#### [Raw data]
* Begin *

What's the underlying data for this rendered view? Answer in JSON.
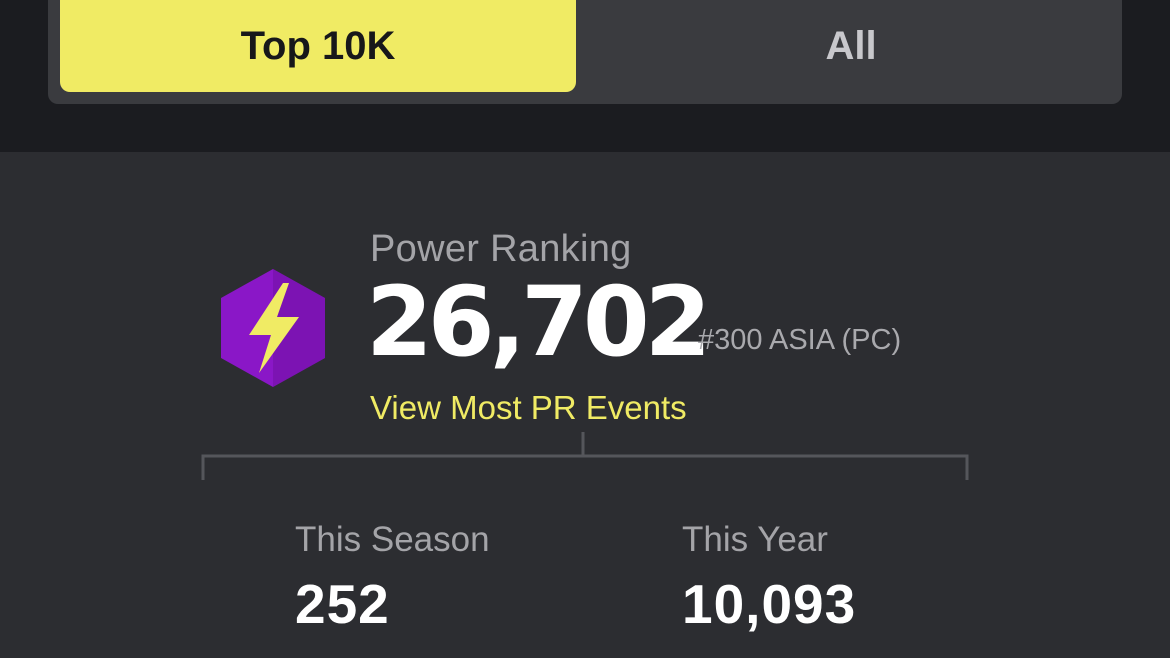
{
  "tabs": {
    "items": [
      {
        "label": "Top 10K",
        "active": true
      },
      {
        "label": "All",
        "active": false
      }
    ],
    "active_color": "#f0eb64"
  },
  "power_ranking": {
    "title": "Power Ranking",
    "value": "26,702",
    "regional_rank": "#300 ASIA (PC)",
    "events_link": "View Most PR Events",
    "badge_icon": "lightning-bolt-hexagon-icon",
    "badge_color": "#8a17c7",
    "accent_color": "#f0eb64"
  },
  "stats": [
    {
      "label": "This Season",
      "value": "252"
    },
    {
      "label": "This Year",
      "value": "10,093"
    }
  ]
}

* End *

The data above should be repeated exactly, minus any pictures.

#### [Task response]
What's the underlying data for this rendered view? Answer in JSON.
{
  "tabs": {
    "items": [
      {
        "label": "Top 10K",
        "active": true
      },
      {
        "label": "All",
        "active": false
      }
    ],
    "active_color": "#f0eb64"
  },
  "power_ranking": {
    "title": "Power Ranking",
    "value": "26,702",
    "regional_rank": "#300 ASIA (PC)",
    "events_link": "View Most PR Events",
    "badge_icon": "lightning-bolt-hexagon-icon",
    "badge_color": "#8a17c7",
    "accent_color": "#f0eb64"
  },
  "stats": [
    {
      "label": "This Season",
      "value": "252"
    },
    {
      "label": "This Year",
      "value": "10,093"
    }
  ]
}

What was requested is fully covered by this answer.